> [Records provided]:
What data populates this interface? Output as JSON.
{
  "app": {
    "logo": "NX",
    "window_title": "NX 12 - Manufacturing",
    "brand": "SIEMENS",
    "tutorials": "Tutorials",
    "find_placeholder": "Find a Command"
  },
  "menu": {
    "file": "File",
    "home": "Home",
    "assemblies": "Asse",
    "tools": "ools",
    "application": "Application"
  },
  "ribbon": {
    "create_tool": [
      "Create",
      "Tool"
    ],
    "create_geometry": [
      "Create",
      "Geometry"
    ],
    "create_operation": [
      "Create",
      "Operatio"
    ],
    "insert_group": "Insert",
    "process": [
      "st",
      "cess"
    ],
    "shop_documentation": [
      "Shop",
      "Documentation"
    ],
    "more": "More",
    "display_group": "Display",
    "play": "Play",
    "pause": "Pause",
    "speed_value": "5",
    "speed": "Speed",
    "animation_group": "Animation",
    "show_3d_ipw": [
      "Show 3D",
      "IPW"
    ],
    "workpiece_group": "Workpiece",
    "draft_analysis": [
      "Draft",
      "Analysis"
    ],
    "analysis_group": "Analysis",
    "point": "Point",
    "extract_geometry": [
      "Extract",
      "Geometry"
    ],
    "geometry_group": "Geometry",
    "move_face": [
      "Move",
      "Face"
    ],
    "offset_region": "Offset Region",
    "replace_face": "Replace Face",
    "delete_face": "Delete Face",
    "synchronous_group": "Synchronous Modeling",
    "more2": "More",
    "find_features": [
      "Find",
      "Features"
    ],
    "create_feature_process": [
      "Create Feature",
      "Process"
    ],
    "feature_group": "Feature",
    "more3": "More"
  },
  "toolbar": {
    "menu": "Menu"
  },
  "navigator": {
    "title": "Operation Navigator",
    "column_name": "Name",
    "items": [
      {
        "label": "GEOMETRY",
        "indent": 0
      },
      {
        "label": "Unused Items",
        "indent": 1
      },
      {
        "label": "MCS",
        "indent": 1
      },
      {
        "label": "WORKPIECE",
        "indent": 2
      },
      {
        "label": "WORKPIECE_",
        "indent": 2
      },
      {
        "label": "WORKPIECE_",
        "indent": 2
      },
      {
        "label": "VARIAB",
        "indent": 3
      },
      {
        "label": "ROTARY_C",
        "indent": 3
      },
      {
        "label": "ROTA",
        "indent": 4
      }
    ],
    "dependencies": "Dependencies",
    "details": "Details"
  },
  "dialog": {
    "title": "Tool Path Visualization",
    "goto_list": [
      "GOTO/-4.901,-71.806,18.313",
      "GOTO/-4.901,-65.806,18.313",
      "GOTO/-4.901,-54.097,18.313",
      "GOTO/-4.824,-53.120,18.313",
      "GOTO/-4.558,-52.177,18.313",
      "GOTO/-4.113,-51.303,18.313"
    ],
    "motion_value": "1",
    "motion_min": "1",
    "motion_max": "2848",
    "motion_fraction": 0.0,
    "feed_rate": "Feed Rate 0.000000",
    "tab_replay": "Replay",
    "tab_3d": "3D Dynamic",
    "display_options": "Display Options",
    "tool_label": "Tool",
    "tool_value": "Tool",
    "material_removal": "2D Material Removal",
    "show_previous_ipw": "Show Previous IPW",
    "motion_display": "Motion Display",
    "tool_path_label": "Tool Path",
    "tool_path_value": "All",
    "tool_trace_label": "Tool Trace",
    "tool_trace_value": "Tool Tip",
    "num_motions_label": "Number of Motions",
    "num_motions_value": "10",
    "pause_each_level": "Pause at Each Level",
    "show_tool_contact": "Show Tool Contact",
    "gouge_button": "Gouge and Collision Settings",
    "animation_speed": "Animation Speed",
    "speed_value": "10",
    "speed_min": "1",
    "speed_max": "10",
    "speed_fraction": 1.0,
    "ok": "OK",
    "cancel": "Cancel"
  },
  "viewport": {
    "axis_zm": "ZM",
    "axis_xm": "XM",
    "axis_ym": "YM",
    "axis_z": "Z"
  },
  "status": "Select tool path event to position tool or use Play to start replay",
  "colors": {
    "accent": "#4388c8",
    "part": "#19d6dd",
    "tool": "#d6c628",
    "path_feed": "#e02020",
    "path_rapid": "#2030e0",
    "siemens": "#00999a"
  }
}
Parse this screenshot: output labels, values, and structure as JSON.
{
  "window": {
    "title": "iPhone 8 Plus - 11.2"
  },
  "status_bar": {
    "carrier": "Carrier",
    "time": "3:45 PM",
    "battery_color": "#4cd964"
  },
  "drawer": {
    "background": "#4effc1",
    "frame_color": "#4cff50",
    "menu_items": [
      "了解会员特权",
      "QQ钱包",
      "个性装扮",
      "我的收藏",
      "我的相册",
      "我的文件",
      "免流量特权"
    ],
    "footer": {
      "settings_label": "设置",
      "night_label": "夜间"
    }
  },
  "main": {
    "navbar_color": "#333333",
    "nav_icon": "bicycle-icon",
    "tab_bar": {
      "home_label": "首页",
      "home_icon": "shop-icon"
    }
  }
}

> [Challenge]:
Of the lines above, how many include the word "Pause"? Reply with the number alone.

> [Answer]:
2